* **INFORMATION GIVEN**:
*****

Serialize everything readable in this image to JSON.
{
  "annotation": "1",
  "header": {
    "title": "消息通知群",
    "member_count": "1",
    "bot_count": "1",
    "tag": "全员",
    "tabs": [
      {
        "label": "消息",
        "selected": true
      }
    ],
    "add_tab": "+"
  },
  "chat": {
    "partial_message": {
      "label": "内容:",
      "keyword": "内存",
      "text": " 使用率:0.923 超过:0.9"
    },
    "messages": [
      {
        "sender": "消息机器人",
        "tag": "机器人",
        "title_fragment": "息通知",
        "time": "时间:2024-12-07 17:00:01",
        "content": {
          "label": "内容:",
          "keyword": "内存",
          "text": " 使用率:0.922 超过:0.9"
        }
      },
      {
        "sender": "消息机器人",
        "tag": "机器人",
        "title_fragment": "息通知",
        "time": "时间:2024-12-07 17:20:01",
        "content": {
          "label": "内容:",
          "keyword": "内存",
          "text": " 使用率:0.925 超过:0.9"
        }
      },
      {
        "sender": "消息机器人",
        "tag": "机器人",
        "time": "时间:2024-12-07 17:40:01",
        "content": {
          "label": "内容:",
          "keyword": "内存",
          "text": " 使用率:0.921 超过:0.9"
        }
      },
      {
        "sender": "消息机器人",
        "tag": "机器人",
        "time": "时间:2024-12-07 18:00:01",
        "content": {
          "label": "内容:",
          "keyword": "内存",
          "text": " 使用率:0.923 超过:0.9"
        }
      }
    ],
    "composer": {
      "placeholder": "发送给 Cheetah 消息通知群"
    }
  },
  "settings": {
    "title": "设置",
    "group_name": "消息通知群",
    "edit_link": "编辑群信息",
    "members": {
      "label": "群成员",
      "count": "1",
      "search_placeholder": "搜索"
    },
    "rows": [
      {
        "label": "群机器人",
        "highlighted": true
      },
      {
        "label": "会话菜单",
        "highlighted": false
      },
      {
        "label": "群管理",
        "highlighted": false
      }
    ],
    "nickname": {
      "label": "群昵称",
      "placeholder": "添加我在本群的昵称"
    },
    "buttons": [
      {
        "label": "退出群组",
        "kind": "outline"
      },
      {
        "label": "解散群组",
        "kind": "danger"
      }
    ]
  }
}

*****

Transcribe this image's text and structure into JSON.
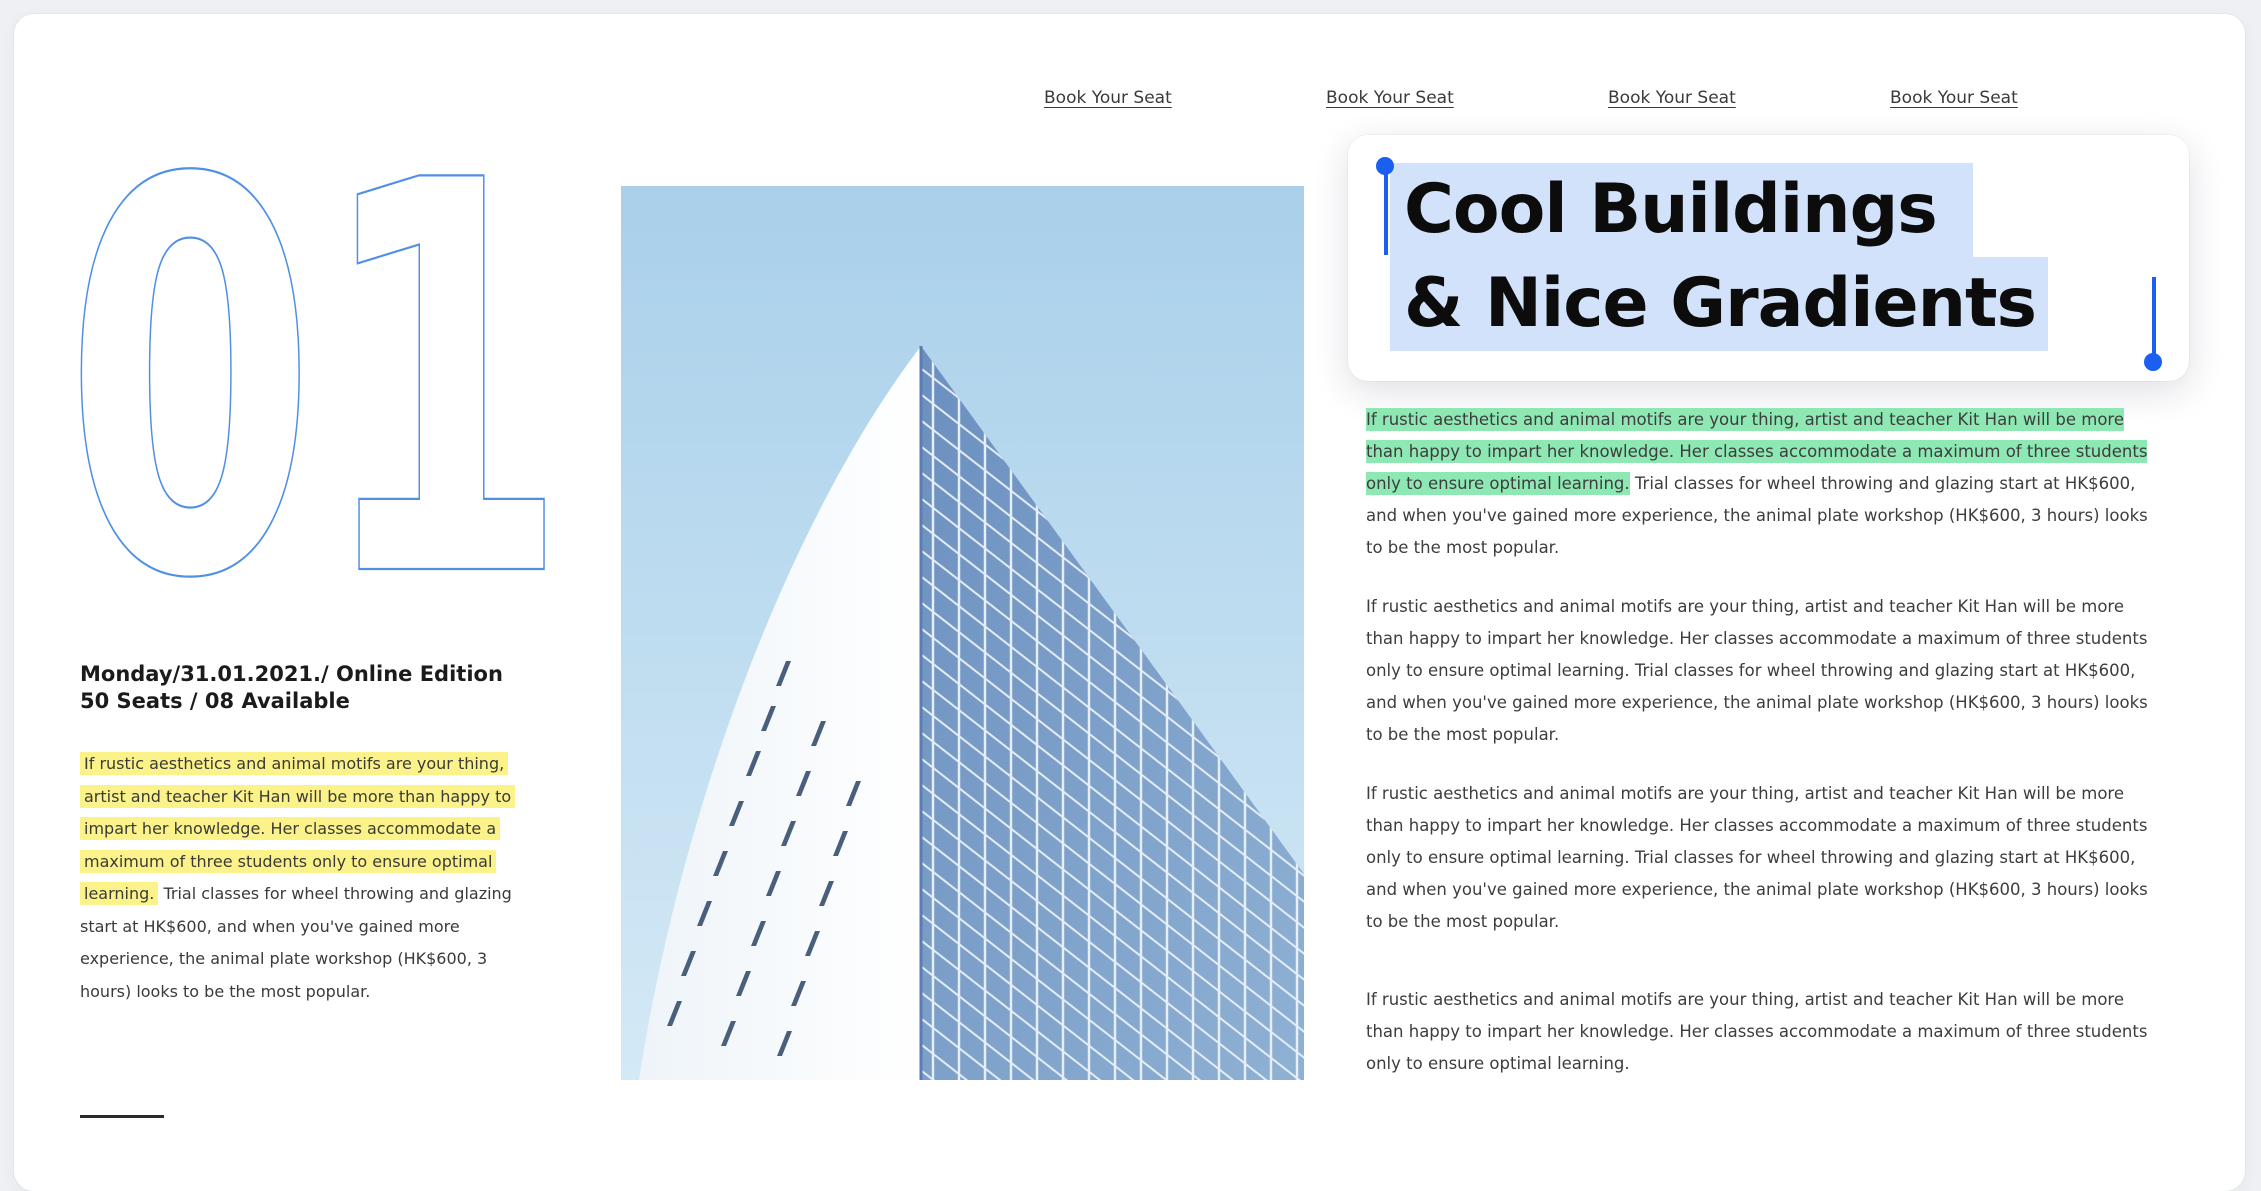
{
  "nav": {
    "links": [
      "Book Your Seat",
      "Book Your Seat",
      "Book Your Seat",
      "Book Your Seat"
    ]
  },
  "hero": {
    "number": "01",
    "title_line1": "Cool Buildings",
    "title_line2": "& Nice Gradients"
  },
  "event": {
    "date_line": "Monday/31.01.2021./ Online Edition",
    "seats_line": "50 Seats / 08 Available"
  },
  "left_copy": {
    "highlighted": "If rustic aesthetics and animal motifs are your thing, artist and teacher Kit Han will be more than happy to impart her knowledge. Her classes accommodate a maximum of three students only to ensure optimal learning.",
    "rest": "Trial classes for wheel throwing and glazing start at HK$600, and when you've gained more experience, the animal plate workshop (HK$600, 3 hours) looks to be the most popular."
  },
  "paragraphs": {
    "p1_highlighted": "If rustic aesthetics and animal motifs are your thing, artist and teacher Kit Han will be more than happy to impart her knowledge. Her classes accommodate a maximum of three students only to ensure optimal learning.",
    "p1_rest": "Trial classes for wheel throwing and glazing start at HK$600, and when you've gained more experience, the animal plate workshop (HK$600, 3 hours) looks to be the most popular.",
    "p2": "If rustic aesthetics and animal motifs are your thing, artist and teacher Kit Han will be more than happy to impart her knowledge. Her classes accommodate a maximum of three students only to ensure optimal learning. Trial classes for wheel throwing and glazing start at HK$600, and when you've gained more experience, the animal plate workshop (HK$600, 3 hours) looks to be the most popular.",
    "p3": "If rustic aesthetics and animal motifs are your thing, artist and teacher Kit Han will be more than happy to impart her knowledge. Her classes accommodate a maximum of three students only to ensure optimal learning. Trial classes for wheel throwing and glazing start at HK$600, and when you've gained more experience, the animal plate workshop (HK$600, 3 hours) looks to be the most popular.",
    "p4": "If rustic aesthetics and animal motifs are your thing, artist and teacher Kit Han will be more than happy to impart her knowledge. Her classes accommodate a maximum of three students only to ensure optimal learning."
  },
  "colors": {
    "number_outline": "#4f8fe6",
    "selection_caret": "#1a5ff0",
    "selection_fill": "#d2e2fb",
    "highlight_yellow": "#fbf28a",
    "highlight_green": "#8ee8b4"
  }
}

*****

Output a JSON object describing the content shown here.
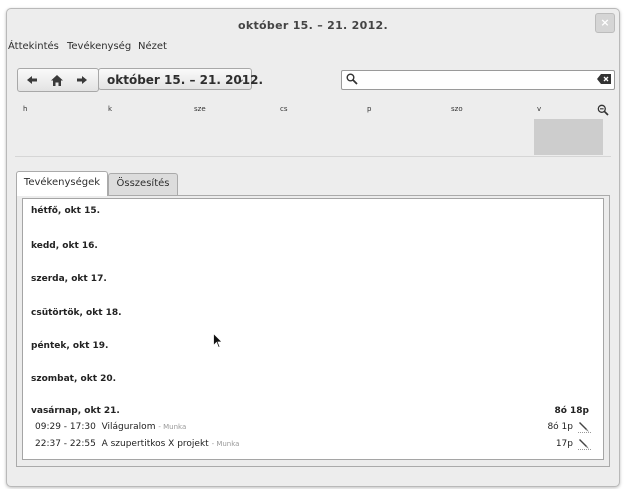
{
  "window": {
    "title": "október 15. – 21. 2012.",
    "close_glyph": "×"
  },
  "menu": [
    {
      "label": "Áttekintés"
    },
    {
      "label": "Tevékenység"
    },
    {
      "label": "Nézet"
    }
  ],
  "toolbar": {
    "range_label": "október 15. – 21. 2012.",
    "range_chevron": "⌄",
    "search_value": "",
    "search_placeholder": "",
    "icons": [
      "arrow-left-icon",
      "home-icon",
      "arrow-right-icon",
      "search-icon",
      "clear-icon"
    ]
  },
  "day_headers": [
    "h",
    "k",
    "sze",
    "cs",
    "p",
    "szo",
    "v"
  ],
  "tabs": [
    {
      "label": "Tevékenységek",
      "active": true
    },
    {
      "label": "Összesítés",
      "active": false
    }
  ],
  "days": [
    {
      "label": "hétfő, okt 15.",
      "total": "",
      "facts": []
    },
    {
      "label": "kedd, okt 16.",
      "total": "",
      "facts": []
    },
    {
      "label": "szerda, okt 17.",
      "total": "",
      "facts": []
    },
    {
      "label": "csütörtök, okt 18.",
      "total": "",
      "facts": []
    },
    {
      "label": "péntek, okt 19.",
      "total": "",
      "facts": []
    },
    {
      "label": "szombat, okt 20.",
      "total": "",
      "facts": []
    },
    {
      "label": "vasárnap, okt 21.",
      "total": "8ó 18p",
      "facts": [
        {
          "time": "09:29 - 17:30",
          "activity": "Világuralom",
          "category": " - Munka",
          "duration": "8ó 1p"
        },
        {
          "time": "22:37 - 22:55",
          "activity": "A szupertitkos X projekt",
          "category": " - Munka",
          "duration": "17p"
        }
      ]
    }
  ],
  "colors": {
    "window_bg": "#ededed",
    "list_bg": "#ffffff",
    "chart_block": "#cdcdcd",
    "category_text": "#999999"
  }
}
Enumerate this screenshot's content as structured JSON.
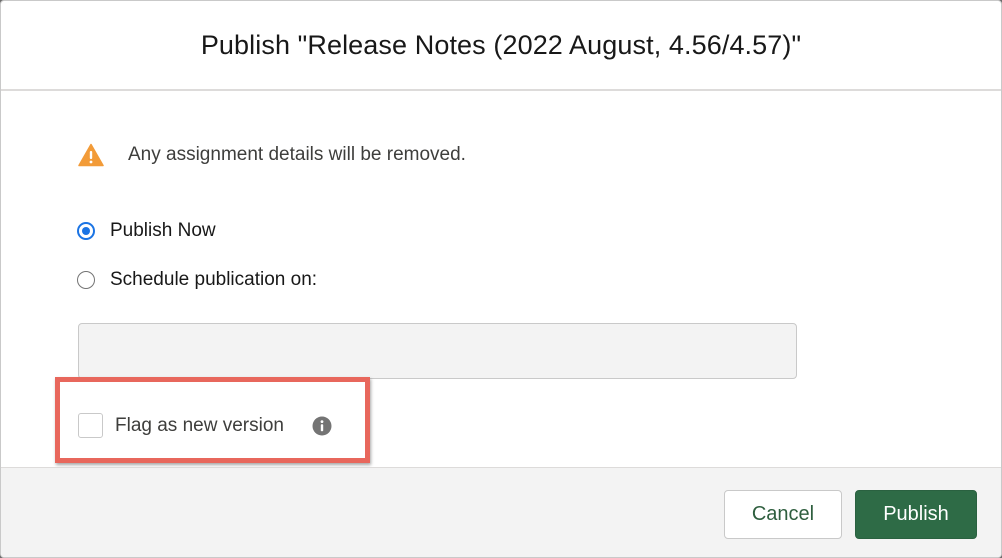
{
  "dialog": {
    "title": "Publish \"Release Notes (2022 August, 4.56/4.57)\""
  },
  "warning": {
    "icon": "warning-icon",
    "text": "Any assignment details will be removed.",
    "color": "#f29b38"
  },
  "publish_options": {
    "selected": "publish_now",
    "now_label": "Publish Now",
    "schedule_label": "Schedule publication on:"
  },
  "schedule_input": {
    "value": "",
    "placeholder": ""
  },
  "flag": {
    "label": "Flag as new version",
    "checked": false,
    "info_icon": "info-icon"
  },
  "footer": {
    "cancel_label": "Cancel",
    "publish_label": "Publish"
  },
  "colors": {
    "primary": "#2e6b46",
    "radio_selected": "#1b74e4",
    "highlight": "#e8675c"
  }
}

*****

* **REQUIREMENTS**: Which lines include the word "消息通知群"? List them all.

* **THE REPLY**:
    "title": "消息通知群",
      "placeholder": "发送给 Cheetah 消息通知群"
    "group_name": "消息通知群",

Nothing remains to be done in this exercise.